GOAL
Tally the lines in the following entries that include the word "Barrera"; state only the total.

• • • •

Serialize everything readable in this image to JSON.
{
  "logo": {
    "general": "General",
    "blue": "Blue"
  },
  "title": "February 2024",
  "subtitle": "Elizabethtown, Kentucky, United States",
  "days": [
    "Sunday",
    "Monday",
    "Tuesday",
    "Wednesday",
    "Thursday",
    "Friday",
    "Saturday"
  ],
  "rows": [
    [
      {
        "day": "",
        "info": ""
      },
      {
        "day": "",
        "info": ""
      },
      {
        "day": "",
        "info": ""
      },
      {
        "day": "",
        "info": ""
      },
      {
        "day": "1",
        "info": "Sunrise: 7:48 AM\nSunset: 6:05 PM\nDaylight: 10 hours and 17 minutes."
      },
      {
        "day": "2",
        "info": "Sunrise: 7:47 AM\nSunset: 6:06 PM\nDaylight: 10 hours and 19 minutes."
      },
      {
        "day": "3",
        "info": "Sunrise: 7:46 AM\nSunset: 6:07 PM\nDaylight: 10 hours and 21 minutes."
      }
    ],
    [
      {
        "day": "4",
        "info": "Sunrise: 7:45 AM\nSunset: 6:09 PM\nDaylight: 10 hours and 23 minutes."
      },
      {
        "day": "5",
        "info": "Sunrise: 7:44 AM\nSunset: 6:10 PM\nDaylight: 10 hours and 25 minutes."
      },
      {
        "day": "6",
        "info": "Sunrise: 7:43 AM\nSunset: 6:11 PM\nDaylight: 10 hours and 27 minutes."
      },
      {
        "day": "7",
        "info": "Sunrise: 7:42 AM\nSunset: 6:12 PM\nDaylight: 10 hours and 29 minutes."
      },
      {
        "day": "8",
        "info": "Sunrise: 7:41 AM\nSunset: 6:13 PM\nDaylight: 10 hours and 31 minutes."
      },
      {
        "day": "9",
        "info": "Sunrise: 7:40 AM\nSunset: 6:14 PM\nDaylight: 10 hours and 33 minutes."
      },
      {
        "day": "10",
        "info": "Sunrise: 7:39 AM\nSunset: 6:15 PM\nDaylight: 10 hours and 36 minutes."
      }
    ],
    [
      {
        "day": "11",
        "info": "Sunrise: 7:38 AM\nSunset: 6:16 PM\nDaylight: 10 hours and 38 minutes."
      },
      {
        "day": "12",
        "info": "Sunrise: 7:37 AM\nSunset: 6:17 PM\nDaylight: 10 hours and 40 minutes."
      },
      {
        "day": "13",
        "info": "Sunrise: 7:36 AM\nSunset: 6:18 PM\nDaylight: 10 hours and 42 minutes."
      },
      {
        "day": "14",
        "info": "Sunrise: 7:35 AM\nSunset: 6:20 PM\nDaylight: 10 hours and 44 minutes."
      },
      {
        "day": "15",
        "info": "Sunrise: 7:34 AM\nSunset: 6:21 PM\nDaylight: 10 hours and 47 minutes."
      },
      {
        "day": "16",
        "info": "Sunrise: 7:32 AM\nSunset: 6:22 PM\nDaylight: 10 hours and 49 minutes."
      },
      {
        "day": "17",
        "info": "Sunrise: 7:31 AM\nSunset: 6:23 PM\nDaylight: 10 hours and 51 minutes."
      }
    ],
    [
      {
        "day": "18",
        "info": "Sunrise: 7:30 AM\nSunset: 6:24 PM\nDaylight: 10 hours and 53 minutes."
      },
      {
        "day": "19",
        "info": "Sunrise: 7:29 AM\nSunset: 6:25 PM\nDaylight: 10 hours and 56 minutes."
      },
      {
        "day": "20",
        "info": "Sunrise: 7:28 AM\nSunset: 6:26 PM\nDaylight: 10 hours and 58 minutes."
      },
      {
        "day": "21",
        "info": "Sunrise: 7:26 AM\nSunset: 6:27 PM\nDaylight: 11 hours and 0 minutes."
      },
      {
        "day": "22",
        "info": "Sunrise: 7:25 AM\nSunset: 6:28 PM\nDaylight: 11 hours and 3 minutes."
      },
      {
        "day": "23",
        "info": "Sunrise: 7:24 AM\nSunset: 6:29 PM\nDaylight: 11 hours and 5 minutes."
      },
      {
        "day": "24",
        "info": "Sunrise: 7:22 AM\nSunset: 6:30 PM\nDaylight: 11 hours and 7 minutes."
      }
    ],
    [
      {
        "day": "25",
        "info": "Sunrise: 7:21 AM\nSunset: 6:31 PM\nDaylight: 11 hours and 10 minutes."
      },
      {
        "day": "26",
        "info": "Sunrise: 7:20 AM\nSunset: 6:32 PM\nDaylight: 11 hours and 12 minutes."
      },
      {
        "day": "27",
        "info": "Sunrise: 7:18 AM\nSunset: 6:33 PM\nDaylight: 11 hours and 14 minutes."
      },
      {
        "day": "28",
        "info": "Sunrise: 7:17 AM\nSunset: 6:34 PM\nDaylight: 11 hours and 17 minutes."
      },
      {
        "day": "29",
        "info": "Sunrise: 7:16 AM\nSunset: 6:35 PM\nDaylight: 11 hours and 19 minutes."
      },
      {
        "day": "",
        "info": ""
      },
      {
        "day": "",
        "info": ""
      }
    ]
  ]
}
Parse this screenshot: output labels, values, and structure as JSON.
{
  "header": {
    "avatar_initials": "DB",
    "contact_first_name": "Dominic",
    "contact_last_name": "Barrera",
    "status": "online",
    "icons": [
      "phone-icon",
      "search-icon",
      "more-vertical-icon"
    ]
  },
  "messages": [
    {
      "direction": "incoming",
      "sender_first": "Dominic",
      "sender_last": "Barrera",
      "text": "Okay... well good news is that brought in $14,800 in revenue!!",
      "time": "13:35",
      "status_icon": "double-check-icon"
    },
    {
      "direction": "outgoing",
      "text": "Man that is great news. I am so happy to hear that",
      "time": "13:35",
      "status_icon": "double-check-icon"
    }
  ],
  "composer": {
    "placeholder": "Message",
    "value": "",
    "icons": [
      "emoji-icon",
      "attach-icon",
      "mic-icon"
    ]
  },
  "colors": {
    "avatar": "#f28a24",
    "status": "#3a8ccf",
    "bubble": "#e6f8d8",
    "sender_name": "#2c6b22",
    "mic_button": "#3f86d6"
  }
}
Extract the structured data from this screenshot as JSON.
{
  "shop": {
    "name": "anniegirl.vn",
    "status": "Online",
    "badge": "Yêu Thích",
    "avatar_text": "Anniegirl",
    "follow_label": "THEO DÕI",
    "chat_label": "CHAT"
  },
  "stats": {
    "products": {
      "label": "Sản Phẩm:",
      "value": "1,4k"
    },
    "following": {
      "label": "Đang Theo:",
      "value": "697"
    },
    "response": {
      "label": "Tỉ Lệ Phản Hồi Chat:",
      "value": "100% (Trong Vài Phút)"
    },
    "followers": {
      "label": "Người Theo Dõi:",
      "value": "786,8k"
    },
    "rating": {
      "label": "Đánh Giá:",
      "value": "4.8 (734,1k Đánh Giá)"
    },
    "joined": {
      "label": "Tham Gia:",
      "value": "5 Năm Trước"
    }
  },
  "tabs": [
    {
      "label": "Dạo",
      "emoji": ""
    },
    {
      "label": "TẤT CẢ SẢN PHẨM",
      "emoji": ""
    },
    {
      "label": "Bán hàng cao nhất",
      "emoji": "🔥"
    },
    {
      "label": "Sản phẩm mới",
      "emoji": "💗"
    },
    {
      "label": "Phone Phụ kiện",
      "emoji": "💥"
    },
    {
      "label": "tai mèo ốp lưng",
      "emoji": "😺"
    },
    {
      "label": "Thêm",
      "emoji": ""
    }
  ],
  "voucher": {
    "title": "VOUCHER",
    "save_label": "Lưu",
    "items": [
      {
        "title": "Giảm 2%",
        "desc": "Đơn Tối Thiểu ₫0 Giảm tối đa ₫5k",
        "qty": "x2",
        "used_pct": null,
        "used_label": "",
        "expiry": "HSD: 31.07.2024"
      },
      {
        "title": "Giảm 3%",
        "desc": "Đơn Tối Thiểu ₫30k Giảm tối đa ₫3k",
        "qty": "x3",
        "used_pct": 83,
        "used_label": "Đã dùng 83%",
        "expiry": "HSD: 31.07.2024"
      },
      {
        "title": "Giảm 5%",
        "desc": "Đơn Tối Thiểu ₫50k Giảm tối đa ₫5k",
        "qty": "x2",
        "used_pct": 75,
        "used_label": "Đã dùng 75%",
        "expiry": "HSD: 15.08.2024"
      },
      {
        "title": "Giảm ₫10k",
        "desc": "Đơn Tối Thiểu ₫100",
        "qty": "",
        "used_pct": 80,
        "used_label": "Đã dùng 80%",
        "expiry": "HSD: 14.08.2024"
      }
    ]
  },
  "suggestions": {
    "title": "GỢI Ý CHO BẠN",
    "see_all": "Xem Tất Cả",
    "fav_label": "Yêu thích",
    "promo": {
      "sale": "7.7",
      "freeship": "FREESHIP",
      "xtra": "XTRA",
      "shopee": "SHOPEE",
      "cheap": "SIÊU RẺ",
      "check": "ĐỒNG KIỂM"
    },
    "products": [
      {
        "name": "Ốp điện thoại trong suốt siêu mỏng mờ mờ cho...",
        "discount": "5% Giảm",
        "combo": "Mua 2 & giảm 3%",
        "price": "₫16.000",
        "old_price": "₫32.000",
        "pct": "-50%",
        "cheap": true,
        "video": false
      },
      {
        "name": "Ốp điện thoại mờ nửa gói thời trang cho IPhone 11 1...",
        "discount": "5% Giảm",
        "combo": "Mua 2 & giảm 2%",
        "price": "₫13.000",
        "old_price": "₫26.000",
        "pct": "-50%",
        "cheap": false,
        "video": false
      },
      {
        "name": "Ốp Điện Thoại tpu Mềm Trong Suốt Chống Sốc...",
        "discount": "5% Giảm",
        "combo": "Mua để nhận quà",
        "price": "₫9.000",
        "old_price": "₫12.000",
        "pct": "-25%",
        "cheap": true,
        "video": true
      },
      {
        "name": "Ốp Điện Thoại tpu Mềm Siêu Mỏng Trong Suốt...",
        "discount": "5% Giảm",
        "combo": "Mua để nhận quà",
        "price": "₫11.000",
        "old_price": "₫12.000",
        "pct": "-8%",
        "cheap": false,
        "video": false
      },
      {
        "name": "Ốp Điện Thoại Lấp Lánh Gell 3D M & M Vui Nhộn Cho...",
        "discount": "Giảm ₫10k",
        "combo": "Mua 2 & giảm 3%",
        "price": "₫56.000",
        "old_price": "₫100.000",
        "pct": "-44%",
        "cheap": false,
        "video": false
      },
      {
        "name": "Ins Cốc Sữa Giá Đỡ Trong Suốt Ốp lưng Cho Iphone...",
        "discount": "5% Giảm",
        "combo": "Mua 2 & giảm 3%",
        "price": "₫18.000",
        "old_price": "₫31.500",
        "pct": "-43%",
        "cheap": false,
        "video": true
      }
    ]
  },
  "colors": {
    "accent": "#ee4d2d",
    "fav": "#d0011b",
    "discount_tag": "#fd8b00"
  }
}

• • • •

RESPONSE TO THIS TASK
2